* Lines of data
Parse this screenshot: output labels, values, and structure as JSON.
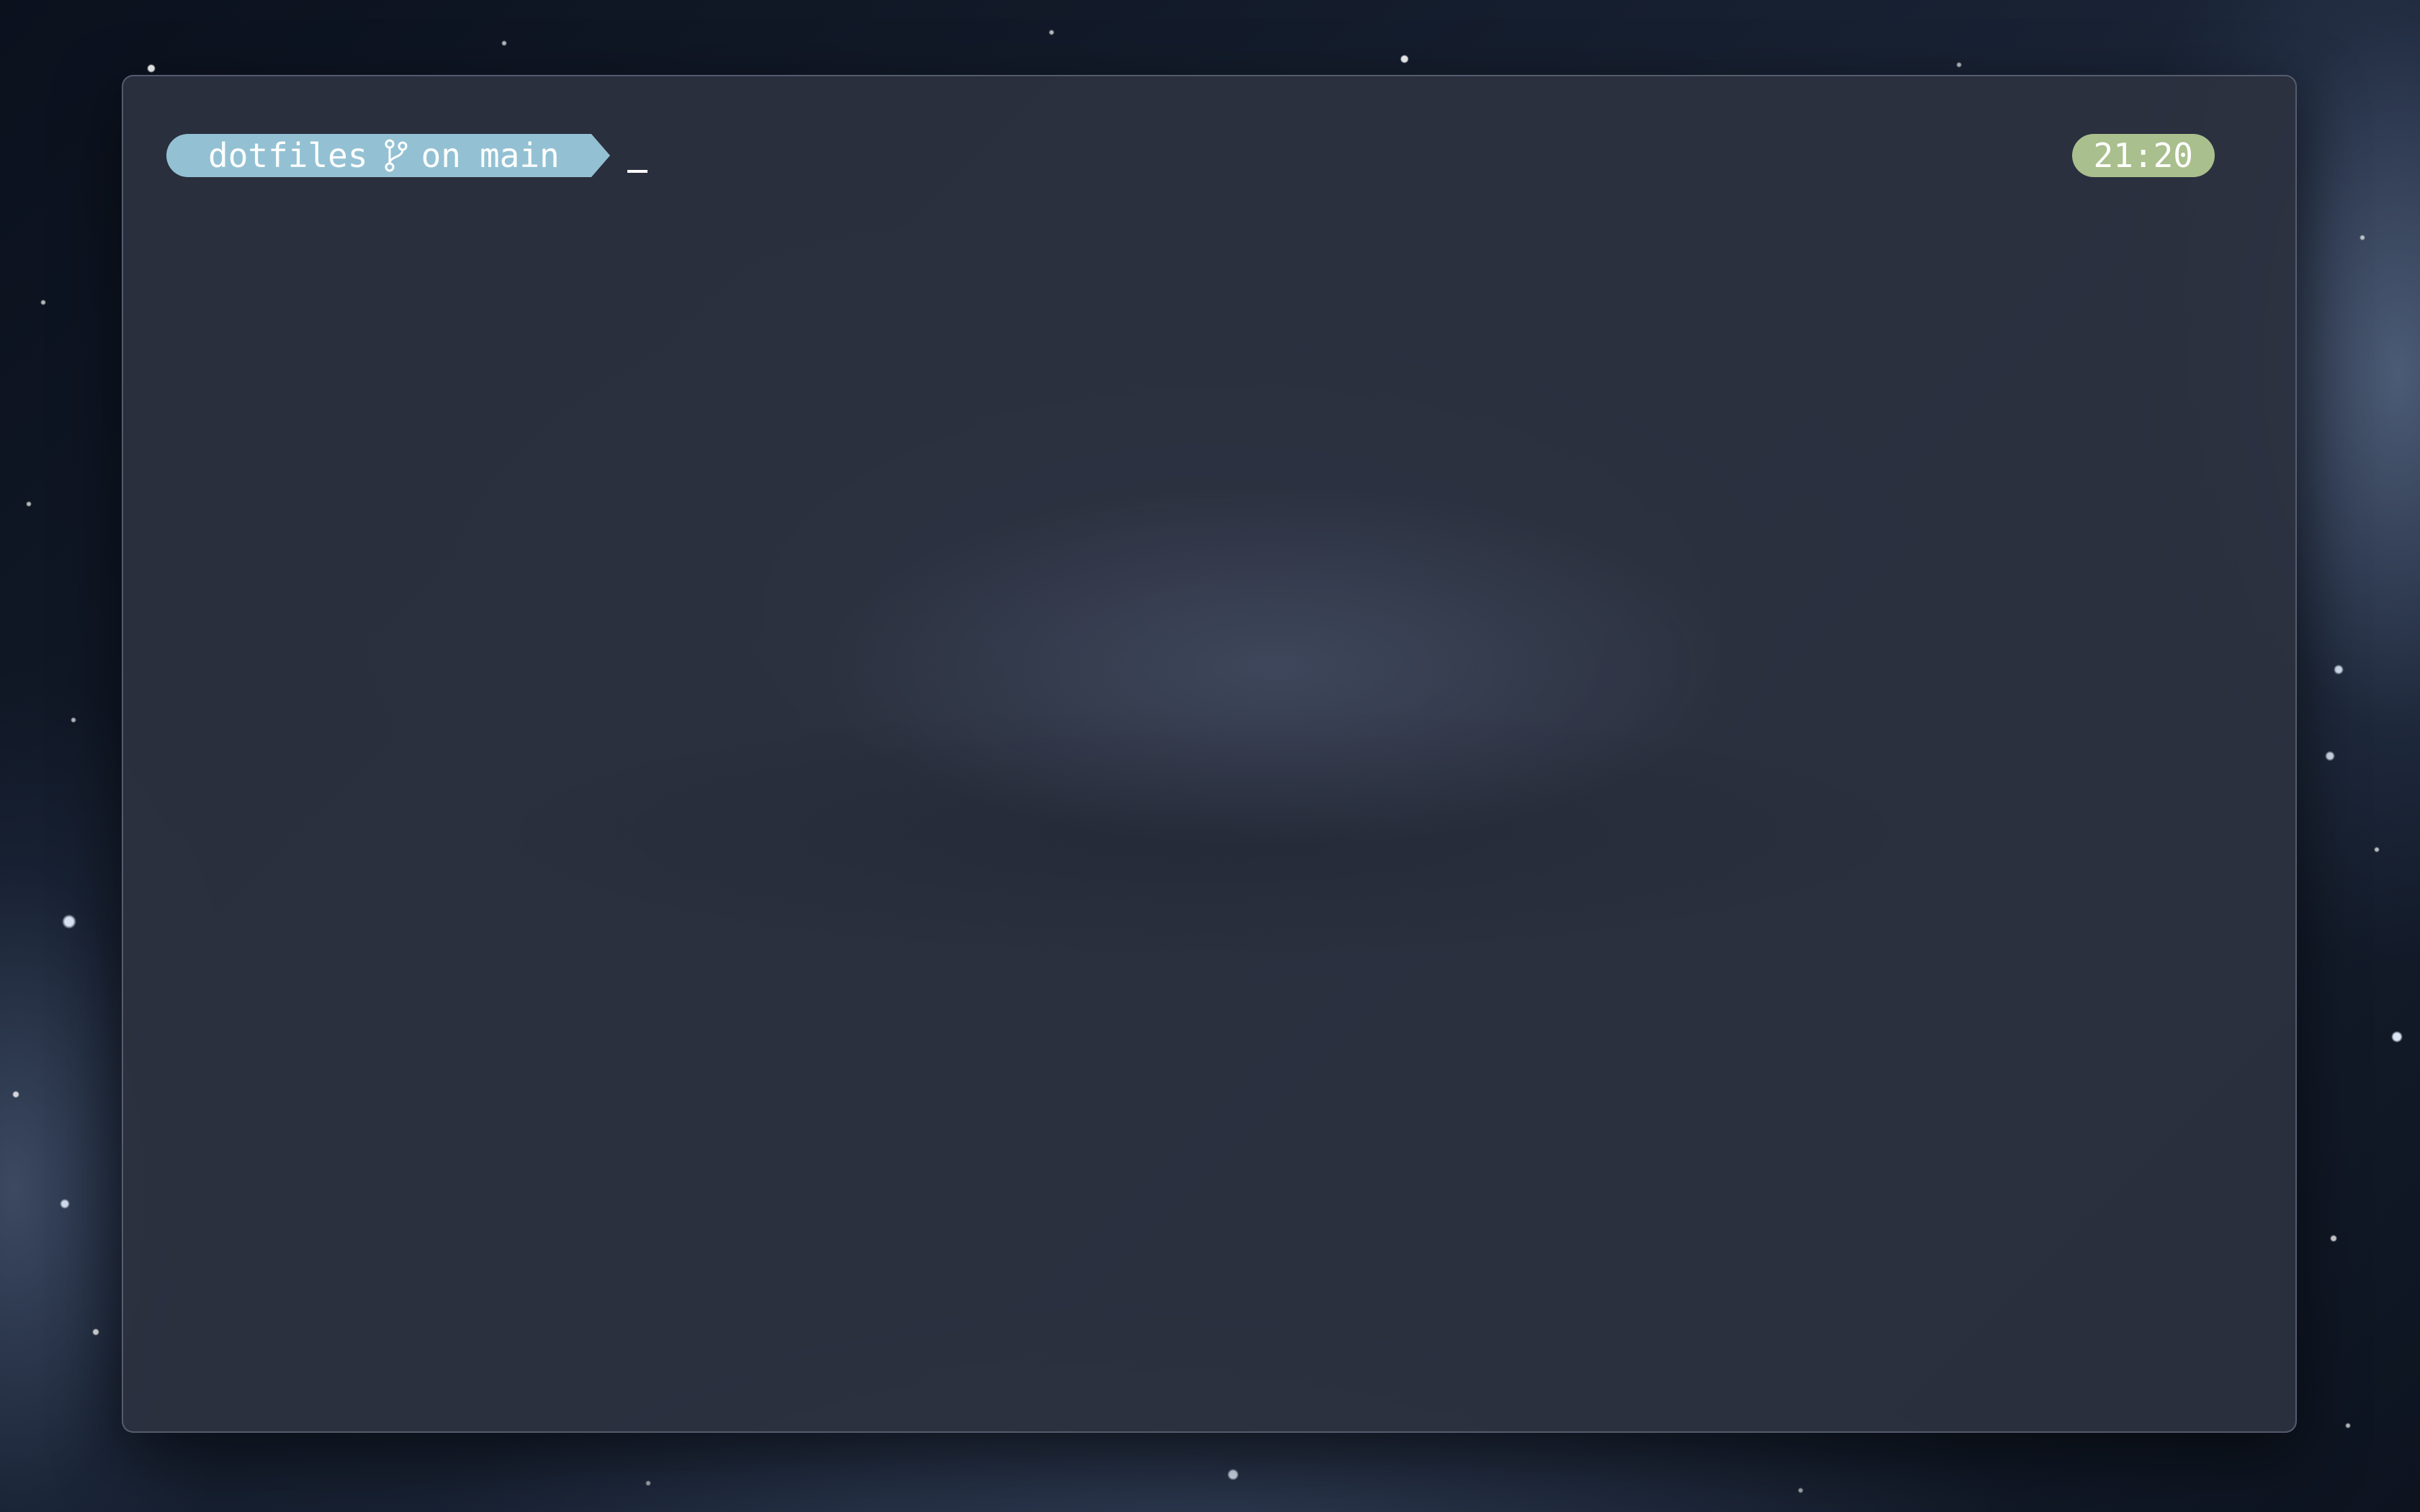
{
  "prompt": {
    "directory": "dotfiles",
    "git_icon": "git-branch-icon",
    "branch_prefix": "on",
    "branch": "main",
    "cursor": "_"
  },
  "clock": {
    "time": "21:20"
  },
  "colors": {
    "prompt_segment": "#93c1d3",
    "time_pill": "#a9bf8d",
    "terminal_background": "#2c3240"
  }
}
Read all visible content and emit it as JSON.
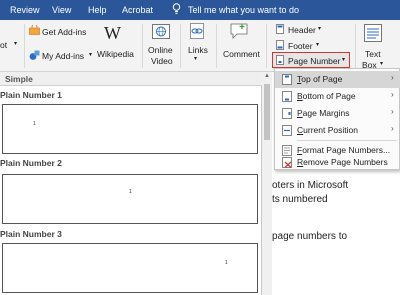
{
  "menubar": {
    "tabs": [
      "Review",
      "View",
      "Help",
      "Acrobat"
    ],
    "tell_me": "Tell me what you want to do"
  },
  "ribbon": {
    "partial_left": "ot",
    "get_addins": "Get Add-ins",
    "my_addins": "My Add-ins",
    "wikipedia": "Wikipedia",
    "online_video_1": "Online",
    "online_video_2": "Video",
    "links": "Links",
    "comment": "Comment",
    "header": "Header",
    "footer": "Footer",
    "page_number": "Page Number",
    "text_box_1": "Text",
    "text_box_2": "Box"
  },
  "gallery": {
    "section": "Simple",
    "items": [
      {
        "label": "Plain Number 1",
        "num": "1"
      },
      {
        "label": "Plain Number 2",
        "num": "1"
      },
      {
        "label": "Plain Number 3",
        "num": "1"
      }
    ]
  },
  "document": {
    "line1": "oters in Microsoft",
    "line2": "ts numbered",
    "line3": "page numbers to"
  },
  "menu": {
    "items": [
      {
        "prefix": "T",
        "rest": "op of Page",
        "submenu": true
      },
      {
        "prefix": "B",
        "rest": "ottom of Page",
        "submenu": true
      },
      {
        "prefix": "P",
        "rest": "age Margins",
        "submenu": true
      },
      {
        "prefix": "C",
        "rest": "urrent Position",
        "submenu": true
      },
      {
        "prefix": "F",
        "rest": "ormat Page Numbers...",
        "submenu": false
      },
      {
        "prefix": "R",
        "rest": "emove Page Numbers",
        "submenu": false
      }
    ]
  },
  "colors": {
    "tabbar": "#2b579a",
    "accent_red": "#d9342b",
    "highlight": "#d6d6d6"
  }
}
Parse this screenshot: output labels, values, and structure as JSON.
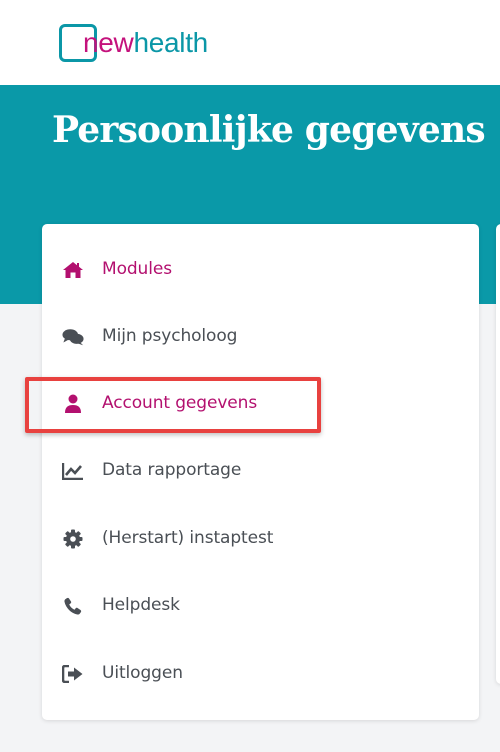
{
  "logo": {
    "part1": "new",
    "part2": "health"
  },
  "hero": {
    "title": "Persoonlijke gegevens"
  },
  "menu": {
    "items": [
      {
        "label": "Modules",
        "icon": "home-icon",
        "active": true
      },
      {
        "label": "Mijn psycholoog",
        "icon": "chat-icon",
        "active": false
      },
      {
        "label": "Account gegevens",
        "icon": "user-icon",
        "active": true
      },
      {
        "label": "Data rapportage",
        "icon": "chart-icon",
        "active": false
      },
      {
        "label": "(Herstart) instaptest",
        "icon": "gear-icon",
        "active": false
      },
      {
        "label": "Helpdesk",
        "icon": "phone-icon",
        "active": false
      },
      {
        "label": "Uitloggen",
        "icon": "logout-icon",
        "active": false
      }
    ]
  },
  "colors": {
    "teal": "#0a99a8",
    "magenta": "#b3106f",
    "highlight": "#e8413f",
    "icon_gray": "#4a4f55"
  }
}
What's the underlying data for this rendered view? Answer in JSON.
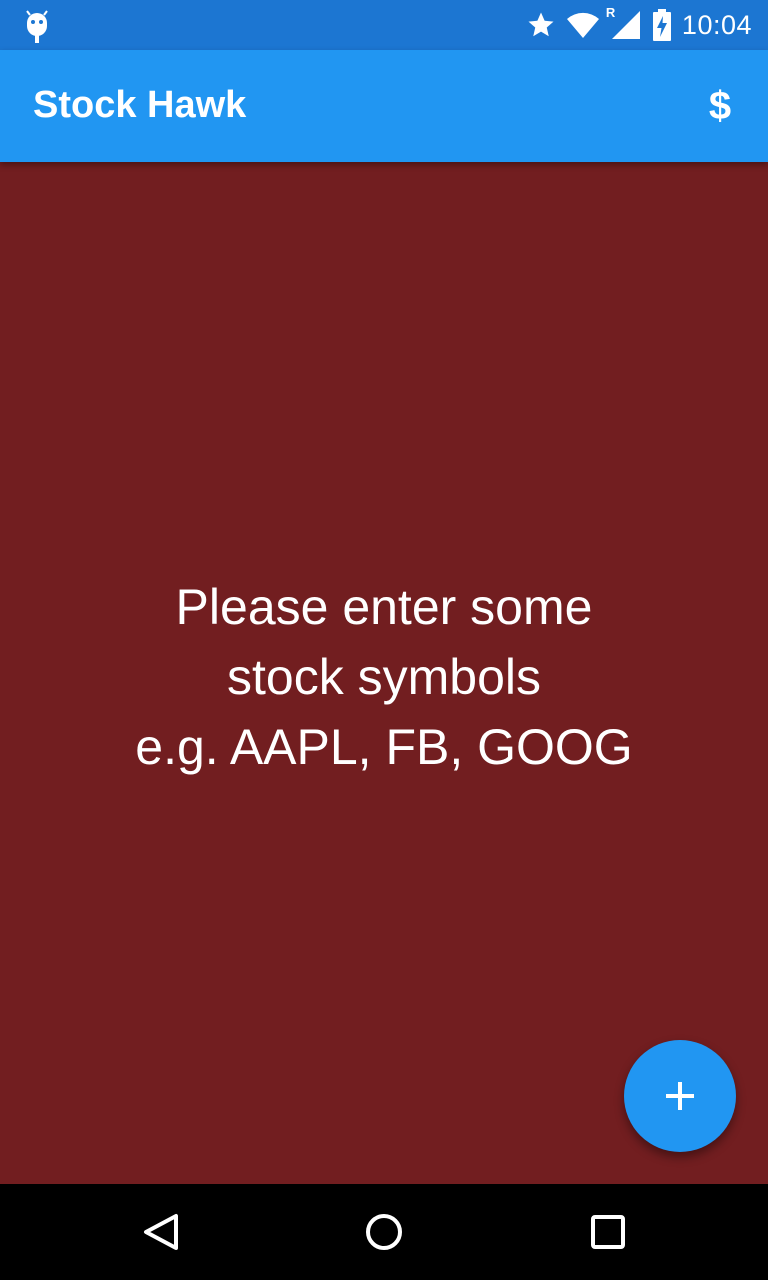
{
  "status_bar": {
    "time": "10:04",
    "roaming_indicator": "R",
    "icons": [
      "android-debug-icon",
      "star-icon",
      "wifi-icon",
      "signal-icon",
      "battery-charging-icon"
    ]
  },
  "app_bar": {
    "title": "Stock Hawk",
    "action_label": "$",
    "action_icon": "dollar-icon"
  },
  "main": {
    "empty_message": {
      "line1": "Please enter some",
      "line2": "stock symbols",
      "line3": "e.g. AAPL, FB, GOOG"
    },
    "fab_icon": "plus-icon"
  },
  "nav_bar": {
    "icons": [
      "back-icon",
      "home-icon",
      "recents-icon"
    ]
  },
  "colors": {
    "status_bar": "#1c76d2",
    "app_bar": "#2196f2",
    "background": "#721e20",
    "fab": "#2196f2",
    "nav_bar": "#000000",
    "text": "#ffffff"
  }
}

* YOUR TASK
Do not copy the pictures, but repeat every line exactly.

* RESULT OF THIS TASK
Parse this screenshot: output labels, values, and structure as JSON.
{
  "prompt": {
    "directory": "dotfiles",
    "git_icon": "git-branch-icon",
    "branch_prefix": "on",
    "branch": "main",
    "cursor": "_"
  },
  "clock": {
    "time": "21:20"
  },
  "colors": {
    "prompt_segment": "#93c1d3",
    "time_pill": "#a9bf8d",
    "terminal_background": "#2c3240"
  }
}
Read all visible content and emit it as JSON.
{
  "menubar": {
    "tabs": [
      "Review",
      "View",
      "Help",
      "Acrobat"
    ],
    "tell_me": "Tell me what you want to do"
  },
  "ribbon": {
    "partial_left": "ot",
    "get_addins": "Get Add-ins",
    "my_addins": "My Add-ins",
    "wikipedia": "Wikipedia",
    "online_video_1": "Online",
    "online_video_2": "Video",
    "links": "Links",
    "comment": "Comment",
    "header": "Header",
    "footer": "Footer",
    "page_number": "Page Number",
    "text_box_1": "Text",
    "text_box_2": "Box"
  },
  "gallery": {
    "section": "Simple",
    "items": [
      {
        "label": "Plain Number 1",
        "num": "1"
      },
      {
        "label": "Plain Number 2",
        "num": "1"
      },
      {
        "label": "Plain Number 3",
        "num": "1"
      }
    ]
  },
  "document": {
    "line1": "oters in Microsoft",
    "line2": "ts numbered",
    "line3": "page numbers to"
  },
  "menu": {
    "items": [
      {
        "prefix": "T",
        "rest": "op of Page",
        "submenu": true
      },
      {
        "prefix": "B",
        "rest": "ottom of Page",
        "submenu": true
      },
      {
        "prefix": "P",
        "rest": "age Margins",
        "submenu": true
      },
      {
        "prefix": "C",
        "rest": "urrent Position",
        "submenu": true
      },
      {
        "prefix": "F",
        "rest": "ormat Page Numbers...",
        "submenu": false
      },
      {
        "prefix": "R",
        "rest": "emove Page Numbers",
        "submenu": false
      }
    ]
  },
  "colors": {
    "tabbar": "#2b579a",
    "accent_red": "#d9342b",
    "highlight": "#d6d6d6"
  }
}
Parse this screenshot: output labels, values, and structure as JSON.
{
  "logo": {
    "part1": "new",
    "part2": "health"
  },
  "hero": {
    "title": "Persoonlijke gegevens"
  },
  "menu": {
    "items": [
      {
        "label": "Modules",
        "icon": "home-icon",
        "active": true
      },
      {
        "label": "Mijn psycholoog",
        "icon": "chat-icon",
        "active": false
      },
      {
        "label": "Account gegevens",
        "icon": "user-icon",
        "active": true
      },
      {
        "label": "Data rapportage",
        "icon": "chart-icon",
        "active": false
      },
      {
        "label": "(Herstart) instaptest",
        "icon": "gear-icon",
        "active": false
      },
      {
        "label": "Helpdesk",
        "icon": "phone-icon",
        "active": false
      },
      {
        "label": "Uitloggen",
        "icon": "logout-icon",
        "active": false
      }
    ]
  },
  "colors": {
    "teal": "#0a99a8",
    "magenta": "#b3106f",
    "highlight": "#e8413f",
    "icon_gray": "#4a4f55"
  }
}
What's the underlying data for this rendered view? Answer in JSON.
{
  "status_bar": {
    "time": "10:04",
    "roaming_indicator": "R",
    "icons": [
      "android-debug-icon",
      "star-icon",
      "wifi-icon",
      "signal-icon",
      "battery-charging-icon"
    ]
  },
  "app_bar": {
    "title": "Stock Hawk",
    "action_label": "$",
    "action_icon": "dollar-icon"
  },
  "main": {
    "empty_message": {
      "line1": "Please enter some",
      "line2": "stock symbols",
      "line3": "e.g. AAPL, FB, GOOG"
    },
    "fab_icon": "plus-icon"
  },
  "nav_bar": {
    "icons": [
      "back-icon",
      "home-icon",
      "recents-icon"
    ]
  },
  "colors": {
    "status_bar": "#1c76d2",
    "app_bar": "#2196f2",
    "background": "#721e20",
    "fab": "#2196f2",
    "nav_bar": "#000000",
    "text": "#ffffff"
  }
}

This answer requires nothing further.